__Exercise details__
Answer with nothing but a number: how many lines include the word "bien"?
++++++++++
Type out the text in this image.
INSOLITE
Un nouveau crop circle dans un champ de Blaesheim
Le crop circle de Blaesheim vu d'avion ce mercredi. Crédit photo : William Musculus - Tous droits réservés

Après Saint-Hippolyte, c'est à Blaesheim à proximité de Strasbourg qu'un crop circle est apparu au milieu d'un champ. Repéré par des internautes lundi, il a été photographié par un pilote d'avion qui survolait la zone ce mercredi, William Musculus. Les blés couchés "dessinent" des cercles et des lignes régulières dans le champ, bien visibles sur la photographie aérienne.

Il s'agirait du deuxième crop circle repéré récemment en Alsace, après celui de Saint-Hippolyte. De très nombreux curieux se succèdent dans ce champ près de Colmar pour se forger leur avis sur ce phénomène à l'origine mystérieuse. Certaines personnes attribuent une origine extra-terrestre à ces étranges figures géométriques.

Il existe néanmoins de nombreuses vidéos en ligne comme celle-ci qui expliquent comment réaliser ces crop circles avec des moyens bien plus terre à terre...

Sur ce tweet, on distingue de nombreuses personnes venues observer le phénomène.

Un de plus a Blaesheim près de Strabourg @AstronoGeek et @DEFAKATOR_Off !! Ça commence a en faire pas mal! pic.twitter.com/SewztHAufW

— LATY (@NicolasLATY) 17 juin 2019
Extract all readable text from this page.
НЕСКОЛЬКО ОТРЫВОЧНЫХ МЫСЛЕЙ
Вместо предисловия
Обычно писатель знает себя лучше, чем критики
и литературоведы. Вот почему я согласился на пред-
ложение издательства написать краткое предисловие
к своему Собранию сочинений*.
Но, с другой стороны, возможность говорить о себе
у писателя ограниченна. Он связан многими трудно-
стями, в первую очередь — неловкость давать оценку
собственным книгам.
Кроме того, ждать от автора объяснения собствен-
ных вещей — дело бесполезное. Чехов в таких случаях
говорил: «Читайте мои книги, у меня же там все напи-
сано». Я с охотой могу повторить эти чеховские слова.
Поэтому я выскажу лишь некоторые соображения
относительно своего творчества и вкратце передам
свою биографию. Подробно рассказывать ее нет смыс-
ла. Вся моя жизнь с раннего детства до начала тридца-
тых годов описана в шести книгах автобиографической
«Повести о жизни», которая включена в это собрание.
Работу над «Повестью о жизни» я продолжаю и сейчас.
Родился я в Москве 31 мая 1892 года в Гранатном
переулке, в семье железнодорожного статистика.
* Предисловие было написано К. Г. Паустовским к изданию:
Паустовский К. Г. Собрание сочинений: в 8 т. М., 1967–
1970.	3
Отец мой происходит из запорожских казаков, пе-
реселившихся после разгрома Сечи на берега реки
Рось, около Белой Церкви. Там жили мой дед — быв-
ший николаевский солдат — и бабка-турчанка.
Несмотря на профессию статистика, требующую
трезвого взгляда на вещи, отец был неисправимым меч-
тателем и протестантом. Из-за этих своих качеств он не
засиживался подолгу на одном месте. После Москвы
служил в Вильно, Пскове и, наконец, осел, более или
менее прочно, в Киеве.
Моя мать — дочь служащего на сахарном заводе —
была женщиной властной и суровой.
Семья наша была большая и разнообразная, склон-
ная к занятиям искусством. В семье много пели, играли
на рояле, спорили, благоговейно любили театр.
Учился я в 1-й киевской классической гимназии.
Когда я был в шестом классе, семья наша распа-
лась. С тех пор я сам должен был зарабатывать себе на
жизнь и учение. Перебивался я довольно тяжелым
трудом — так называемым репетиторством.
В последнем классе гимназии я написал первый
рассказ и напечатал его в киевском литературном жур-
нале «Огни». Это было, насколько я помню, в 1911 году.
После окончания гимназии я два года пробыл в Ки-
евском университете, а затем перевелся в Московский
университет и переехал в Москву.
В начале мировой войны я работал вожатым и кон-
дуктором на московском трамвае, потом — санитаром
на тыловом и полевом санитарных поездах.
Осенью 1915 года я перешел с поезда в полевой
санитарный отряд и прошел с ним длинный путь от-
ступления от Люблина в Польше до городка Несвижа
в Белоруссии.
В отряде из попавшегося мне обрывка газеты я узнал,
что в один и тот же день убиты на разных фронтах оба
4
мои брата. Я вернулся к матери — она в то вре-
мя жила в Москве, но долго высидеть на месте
++++++++++
__Solution to the problem__
2